Each line containing the word "name" should be found and copied.

(Excerpts from a figure dataset)
◆ ◆ ◆
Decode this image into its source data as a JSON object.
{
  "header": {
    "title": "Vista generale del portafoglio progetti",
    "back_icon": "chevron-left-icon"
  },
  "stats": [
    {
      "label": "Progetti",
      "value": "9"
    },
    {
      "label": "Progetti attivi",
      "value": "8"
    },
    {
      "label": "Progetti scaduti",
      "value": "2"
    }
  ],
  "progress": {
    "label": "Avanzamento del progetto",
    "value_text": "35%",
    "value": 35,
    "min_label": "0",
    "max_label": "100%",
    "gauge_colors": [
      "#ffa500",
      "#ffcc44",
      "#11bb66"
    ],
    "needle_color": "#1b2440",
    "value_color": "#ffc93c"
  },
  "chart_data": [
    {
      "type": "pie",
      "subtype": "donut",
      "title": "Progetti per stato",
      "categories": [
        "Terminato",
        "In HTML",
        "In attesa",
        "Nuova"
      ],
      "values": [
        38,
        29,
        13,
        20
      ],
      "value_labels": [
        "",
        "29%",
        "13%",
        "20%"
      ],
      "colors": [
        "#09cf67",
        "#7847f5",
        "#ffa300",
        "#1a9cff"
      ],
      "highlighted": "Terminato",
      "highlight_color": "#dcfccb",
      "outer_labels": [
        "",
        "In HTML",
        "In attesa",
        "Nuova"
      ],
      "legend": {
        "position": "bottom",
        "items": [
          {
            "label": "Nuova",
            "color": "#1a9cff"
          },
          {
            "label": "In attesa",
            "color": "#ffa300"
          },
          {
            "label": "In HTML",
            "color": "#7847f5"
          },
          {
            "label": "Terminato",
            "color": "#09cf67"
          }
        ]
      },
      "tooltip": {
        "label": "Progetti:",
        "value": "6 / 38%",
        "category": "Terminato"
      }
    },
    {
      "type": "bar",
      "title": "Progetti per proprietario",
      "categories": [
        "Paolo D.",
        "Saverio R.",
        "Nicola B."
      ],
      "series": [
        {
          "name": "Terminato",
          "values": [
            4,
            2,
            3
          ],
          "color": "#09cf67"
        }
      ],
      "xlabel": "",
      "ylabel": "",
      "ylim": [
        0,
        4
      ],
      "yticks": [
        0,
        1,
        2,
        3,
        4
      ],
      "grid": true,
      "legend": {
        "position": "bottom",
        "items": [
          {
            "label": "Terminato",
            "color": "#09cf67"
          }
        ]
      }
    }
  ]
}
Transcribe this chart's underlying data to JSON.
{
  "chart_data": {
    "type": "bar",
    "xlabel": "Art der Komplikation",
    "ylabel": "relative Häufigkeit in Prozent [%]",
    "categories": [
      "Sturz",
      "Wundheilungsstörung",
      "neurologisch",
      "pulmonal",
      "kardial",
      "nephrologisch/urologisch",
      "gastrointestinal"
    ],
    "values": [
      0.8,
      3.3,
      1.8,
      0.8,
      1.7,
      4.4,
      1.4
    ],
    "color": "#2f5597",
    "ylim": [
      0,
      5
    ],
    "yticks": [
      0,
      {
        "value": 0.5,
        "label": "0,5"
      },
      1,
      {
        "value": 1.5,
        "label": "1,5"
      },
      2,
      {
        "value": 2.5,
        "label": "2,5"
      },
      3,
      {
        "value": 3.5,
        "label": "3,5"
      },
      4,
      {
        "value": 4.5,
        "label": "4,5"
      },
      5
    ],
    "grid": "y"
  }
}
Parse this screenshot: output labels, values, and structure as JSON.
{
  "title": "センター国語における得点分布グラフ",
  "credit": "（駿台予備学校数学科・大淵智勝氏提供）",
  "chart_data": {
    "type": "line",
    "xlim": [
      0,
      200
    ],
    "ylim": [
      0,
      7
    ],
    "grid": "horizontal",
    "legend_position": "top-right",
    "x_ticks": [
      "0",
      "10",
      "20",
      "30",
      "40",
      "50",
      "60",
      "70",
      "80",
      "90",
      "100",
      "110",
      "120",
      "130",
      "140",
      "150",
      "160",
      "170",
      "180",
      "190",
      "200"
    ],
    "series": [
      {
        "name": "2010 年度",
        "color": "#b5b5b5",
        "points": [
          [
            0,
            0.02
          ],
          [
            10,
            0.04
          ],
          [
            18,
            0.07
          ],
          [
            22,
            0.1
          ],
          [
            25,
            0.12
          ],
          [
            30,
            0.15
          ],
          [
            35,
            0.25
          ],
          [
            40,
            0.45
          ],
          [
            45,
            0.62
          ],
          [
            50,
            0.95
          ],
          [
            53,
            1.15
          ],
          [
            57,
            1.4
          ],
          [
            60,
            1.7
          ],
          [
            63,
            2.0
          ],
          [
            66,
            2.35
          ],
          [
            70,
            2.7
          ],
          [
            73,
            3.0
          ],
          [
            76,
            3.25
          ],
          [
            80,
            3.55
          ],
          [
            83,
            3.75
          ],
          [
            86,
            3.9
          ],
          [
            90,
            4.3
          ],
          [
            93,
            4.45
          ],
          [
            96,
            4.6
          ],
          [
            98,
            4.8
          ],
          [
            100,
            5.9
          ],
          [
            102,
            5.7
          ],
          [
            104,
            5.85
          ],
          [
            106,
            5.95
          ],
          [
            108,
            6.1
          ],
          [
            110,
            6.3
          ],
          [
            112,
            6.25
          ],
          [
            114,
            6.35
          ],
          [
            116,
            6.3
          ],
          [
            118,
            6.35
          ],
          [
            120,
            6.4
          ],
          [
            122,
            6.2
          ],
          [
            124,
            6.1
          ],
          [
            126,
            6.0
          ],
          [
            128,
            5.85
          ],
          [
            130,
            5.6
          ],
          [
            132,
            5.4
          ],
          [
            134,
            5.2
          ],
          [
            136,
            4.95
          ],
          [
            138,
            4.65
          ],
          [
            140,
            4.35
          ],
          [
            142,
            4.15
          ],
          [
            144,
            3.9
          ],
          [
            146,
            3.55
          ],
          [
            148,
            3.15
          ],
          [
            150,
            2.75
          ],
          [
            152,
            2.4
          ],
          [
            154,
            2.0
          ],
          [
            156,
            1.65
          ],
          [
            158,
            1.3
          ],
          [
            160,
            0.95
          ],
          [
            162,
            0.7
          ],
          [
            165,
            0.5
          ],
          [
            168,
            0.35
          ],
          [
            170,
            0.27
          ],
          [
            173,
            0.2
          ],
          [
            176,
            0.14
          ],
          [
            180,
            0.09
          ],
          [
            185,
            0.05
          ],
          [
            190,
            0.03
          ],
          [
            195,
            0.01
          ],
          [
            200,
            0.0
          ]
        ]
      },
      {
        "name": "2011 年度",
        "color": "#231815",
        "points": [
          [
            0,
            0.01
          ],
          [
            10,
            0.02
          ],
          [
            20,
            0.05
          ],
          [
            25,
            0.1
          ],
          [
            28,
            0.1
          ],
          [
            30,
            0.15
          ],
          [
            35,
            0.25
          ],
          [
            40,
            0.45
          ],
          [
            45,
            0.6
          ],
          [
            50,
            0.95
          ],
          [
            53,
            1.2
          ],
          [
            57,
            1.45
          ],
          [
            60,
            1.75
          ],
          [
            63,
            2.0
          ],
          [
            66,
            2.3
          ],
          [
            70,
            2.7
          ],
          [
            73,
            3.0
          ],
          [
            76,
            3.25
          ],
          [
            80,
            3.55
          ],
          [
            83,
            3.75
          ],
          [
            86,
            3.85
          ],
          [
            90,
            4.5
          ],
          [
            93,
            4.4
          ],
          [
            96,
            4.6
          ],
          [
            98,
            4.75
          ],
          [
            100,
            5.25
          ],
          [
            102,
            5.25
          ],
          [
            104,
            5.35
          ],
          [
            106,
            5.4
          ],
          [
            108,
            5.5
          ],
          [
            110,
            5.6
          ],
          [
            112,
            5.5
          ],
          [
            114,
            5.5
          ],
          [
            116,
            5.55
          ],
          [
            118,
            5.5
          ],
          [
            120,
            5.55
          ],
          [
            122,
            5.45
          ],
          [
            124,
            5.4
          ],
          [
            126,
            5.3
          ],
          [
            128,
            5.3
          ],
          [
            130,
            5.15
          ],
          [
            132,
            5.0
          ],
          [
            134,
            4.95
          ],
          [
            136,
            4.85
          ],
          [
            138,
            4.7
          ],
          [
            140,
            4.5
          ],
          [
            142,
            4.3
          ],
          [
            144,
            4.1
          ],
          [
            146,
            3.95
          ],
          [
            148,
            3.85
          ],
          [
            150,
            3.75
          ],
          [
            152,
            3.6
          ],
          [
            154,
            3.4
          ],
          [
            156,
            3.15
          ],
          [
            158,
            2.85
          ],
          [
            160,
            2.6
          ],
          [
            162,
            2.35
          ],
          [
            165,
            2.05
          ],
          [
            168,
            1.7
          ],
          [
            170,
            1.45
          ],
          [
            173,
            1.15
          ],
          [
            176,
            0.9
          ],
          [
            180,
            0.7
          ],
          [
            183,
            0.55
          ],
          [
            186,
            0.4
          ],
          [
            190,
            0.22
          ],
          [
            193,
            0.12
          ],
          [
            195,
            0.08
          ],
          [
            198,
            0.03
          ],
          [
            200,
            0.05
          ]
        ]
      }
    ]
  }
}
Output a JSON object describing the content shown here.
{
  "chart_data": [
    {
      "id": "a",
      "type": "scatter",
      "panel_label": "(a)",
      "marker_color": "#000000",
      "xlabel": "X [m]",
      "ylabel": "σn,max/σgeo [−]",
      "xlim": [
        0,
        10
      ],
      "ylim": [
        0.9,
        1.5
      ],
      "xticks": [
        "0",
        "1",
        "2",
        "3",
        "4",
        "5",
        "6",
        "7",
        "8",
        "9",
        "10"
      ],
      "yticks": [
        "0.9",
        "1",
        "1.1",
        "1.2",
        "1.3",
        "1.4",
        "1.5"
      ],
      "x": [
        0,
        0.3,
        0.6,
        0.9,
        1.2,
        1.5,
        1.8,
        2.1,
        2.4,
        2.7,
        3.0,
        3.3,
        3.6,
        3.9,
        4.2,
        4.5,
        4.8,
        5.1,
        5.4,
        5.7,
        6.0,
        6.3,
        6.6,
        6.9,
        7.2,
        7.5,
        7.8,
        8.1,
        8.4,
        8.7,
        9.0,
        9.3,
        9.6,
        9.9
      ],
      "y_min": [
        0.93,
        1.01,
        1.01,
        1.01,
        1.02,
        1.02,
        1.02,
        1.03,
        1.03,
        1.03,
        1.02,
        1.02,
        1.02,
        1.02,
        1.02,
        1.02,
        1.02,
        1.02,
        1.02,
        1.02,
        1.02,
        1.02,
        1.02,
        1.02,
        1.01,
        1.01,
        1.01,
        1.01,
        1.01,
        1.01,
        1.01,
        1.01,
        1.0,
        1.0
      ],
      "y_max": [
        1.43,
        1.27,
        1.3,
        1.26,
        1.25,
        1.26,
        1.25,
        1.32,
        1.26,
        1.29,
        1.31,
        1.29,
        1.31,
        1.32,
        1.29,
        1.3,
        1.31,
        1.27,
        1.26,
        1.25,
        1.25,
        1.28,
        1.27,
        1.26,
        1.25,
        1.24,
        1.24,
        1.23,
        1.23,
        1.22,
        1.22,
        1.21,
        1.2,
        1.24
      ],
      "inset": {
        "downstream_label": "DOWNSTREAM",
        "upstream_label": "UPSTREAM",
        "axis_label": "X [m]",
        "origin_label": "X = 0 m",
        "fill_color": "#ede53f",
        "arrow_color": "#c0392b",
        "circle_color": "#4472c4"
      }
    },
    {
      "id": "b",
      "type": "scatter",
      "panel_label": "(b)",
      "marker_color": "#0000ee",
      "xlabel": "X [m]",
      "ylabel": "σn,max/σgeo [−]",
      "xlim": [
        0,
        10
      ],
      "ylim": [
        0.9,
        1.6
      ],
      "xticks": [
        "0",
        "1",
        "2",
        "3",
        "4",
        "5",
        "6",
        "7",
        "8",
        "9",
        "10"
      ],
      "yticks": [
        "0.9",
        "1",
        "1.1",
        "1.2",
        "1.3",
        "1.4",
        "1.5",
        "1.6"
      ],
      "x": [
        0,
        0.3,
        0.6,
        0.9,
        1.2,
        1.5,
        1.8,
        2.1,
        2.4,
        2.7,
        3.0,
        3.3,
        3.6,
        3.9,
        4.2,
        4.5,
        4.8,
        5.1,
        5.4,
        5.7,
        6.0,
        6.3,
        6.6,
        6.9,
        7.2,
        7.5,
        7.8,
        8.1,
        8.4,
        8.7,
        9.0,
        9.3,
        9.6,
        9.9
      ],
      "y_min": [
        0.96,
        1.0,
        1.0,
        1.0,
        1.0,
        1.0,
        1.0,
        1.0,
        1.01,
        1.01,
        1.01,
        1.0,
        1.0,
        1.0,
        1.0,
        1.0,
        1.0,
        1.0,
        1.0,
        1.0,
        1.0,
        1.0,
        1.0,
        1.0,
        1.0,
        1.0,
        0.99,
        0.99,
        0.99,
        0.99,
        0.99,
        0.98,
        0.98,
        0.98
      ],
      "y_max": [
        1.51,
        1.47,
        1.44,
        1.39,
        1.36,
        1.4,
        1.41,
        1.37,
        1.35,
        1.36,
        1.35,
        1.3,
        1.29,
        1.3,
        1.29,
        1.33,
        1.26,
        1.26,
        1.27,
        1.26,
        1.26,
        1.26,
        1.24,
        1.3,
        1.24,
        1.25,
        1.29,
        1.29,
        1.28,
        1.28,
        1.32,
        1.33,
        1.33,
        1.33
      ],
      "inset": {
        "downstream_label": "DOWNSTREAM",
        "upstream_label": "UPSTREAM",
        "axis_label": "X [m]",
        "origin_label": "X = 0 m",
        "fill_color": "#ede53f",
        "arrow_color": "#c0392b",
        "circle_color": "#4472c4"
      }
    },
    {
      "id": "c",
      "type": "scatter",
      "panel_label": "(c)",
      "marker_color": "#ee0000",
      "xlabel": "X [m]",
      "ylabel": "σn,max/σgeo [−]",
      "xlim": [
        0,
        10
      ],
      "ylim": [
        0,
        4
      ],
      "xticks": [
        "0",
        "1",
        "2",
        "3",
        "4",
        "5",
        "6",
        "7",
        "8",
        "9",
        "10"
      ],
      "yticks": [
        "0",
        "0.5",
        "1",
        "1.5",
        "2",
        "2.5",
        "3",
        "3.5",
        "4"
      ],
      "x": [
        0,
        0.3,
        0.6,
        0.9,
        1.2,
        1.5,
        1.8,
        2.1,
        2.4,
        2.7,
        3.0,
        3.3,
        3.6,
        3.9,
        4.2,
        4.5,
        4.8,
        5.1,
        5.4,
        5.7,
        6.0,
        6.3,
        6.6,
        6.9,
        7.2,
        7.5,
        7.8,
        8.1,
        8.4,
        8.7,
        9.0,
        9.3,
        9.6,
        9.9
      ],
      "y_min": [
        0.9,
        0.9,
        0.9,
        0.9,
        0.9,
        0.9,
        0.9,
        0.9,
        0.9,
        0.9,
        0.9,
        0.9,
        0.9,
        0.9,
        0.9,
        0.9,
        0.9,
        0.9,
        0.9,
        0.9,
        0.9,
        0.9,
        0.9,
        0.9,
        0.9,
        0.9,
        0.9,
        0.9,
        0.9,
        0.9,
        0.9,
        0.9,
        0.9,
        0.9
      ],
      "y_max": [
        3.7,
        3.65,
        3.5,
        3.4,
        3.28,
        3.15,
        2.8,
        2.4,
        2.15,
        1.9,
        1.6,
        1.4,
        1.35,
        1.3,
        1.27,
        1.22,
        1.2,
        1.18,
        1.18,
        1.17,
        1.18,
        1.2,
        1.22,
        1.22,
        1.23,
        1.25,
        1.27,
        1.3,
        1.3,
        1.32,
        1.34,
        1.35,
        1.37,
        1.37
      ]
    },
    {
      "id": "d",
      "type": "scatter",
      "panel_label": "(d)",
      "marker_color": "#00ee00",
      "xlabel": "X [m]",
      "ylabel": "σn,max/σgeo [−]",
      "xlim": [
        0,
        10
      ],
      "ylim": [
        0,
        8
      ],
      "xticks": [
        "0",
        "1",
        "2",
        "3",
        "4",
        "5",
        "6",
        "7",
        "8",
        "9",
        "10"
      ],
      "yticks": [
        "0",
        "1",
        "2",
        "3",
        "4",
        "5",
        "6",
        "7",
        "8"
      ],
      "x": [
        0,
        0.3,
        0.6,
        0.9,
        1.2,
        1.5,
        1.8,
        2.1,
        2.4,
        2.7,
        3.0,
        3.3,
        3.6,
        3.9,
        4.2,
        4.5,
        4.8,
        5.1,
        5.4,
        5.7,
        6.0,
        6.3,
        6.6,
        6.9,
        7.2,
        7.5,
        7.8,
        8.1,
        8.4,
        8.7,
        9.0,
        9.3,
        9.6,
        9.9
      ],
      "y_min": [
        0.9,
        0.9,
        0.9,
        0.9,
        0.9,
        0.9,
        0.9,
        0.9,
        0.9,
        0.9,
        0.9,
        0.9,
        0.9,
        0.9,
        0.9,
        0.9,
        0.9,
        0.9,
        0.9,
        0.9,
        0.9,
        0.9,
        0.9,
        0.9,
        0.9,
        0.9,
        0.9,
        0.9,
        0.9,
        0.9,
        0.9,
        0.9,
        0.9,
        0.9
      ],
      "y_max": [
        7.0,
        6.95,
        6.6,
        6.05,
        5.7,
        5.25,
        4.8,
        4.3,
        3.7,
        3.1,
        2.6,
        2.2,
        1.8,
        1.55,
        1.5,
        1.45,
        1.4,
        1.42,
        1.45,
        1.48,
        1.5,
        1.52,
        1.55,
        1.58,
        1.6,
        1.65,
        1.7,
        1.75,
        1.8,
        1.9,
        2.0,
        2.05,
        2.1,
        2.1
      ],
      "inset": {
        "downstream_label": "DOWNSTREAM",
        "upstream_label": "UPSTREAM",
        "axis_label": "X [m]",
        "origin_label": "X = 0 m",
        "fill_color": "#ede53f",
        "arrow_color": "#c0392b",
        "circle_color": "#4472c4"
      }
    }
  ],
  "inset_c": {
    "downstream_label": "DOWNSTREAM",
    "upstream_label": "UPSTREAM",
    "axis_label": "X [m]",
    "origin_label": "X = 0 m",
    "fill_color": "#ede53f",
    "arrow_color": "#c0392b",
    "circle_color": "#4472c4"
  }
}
◆ ◆ ◆
- _RESPONSE_:
          "name": "Terminato",
        "name": "2010 年度",
        "name": "2011 年度",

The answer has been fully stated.